- _To do_:
Scan the entries below. List each line with "JSON".

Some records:
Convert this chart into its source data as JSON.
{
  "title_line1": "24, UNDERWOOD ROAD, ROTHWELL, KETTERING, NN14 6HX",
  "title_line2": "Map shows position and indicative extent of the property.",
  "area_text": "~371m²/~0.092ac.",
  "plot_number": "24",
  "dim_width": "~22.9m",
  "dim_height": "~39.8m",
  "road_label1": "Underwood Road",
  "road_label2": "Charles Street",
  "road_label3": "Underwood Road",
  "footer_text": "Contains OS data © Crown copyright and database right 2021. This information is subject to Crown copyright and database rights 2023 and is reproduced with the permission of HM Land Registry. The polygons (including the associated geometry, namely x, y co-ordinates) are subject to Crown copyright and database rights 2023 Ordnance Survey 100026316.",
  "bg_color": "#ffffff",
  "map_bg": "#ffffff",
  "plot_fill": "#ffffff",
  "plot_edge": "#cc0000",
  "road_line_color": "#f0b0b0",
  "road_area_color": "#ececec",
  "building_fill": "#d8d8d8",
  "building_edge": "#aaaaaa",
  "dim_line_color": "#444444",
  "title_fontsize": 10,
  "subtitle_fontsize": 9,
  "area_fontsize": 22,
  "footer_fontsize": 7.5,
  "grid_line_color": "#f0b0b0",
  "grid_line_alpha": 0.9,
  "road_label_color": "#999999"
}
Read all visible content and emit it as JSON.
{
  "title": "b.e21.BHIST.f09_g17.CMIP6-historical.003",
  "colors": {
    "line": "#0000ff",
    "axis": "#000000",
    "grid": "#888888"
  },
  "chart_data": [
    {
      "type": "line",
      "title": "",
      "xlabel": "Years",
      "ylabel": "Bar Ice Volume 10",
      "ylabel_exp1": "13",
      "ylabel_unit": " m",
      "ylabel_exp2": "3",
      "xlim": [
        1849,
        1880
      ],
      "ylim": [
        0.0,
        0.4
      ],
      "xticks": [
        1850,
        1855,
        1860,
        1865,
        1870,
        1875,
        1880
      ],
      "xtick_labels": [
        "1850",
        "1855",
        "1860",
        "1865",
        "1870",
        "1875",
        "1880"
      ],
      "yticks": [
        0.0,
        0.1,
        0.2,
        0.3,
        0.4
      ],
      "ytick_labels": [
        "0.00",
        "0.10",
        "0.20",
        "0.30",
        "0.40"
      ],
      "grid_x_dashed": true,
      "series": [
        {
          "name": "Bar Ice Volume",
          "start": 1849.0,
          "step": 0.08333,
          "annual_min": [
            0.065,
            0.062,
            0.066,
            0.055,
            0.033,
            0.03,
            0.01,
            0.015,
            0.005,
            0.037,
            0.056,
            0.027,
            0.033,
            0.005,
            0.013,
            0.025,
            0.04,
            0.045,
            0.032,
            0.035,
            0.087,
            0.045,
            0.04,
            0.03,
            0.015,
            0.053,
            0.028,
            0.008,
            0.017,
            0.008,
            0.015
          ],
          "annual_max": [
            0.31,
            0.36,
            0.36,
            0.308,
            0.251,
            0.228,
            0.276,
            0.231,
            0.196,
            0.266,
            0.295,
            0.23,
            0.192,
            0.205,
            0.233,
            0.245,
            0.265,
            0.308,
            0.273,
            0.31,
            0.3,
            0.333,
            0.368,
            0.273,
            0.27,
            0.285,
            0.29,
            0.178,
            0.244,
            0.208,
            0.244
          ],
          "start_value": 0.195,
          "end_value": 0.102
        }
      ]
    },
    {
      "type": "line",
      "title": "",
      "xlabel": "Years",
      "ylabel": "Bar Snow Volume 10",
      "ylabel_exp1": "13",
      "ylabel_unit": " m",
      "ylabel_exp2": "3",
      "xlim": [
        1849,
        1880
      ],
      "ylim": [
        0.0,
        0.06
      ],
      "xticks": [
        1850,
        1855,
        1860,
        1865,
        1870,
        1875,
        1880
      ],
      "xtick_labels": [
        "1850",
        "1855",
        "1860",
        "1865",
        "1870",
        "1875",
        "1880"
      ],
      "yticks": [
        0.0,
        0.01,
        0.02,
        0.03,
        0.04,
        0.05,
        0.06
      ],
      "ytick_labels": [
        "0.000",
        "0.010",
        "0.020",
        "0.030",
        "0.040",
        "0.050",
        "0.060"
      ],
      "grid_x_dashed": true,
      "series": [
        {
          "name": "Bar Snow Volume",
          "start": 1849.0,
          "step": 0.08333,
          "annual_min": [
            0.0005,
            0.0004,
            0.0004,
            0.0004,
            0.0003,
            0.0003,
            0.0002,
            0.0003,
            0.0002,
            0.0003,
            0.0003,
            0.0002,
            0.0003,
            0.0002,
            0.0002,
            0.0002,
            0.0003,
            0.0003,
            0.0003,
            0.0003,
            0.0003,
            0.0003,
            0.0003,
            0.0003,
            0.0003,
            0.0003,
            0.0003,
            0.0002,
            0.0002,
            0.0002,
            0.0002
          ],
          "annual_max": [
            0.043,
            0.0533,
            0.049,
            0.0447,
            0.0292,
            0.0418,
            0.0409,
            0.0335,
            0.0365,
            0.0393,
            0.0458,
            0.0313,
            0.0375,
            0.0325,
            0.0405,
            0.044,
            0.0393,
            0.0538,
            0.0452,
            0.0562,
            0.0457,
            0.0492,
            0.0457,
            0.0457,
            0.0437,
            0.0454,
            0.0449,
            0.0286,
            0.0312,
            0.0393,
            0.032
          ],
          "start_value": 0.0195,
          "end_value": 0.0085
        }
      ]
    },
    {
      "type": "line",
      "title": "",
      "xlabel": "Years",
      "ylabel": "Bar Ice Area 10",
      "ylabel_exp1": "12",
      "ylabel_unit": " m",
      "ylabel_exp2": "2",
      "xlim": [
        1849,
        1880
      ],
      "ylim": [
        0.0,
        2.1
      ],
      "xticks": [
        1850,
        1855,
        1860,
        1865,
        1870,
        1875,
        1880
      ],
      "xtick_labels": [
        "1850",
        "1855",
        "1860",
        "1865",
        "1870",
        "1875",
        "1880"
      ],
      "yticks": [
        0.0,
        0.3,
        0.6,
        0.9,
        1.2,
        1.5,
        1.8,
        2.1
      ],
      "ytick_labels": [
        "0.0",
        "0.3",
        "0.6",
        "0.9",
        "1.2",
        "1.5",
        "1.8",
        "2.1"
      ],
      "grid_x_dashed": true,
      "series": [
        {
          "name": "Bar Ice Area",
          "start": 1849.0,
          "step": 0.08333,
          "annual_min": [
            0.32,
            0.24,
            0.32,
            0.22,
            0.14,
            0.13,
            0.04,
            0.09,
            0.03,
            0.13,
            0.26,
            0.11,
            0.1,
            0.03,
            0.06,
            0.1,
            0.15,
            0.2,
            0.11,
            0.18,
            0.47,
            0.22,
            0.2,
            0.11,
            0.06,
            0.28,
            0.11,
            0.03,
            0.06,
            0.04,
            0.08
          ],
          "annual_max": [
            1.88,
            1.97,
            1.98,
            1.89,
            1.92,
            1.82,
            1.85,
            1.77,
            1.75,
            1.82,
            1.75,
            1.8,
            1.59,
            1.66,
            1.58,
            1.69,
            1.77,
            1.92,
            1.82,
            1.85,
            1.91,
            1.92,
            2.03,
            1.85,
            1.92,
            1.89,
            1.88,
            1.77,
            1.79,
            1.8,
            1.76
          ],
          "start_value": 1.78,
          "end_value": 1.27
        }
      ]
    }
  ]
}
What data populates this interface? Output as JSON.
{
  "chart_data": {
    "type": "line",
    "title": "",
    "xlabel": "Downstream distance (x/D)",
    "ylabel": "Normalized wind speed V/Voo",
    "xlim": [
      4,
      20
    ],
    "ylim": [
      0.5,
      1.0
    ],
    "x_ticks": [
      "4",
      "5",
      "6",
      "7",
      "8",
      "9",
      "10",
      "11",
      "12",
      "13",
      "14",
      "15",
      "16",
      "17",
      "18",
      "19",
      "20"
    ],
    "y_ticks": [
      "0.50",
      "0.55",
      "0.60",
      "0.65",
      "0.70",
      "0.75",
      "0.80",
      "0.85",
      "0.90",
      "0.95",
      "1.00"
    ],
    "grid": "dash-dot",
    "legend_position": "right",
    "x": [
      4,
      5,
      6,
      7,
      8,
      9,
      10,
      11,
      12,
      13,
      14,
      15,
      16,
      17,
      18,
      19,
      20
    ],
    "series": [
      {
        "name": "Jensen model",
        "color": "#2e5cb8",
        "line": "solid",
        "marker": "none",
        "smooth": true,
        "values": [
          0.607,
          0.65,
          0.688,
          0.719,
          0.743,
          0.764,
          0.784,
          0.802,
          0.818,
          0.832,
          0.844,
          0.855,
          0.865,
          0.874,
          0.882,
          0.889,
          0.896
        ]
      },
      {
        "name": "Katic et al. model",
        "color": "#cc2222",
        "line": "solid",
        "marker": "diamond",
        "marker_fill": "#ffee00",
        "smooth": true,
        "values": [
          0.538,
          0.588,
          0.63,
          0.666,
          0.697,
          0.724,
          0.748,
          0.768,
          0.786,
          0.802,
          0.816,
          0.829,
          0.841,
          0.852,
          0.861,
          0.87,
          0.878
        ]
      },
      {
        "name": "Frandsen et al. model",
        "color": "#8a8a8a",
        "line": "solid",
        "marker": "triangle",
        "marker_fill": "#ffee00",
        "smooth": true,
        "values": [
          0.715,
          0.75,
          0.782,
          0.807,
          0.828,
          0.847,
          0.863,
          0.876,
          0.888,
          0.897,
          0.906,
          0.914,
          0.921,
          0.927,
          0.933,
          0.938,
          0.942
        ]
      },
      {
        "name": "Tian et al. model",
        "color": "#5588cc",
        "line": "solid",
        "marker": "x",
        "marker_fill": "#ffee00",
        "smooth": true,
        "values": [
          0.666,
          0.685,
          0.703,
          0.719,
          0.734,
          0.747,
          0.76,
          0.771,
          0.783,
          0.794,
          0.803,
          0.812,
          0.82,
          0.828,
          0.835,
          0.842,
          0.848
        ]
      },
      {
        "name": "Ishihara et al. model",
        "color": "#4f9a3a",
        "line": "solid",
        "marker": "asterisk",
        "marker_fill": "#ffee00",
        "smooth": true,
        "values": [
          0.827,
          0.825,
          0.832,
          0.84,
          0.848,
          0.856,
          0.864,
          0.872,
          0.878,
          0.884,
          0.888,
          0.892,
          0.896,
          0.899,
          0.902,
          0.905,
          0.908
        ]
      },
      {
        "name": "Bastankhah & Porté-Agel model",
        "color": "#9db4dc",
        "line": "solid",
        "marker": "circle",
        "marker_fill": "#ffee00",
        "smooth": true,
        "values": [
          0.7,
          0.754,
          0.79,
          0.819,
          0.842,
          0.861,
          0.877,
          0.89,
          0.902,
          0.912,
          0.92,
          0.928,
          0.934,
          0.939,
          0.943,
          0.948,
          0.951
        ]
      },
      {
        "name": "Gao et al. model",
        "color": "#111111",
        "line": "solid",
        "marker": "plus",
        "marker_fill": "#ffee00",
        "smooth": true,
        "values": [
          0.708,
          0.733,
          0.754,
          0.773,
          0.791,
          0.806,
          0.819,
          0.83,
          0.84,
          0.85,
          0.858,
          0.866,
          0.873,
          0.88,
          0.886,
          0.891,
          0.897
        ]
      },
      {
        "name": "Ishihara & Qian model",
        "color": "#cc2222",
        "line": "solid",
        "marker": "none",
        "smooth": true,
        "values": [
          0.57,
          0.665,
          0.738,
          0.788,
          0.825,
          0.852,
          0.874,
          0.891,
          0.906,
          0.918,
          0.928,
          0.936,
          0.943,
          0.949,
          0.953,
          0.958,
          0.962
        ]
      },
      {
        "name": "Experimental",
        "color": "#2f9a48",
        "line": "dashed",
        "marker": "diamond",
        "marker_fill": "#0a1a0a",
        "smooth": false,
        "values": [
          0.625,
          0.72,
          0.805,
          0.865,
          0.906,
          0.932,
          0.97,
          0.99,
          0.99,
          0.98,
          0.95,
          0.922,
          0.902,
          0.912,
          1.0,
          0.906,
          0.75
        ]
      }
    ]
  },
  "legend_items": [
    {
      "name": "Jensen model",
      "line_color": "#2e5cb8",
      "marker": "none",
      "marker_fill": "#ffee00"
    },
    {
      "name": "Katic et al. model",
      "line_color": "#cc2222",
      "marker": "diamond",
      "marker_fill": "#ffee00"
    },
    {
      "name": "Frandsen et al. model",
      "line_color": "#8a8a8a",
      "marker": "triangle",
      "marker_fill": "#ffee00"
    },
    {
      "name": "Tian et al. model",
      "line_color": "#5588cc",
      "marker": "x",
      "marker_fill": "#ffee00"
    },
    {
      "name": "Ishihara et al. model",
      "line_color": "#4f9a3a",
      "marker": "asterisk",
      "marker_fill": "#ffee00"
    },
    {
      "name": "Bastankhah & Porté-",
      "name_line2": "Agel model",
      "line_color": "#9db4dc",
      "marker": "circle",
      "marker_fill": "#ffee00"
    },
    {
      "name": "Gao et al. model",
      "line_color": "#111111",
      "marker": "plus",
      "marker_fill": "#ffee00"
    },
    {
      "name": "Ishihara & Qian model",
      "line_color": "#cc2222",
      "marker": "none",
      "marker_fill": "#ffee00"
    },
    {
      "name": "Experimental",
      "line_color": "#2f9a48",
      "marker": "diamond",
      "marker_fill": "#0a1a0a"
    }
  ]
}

- _Response to this task_:
Convert this chart into its source data as JSON.
Read all visible content and emit it as JSON.
What data populates this interface? Output as JSON.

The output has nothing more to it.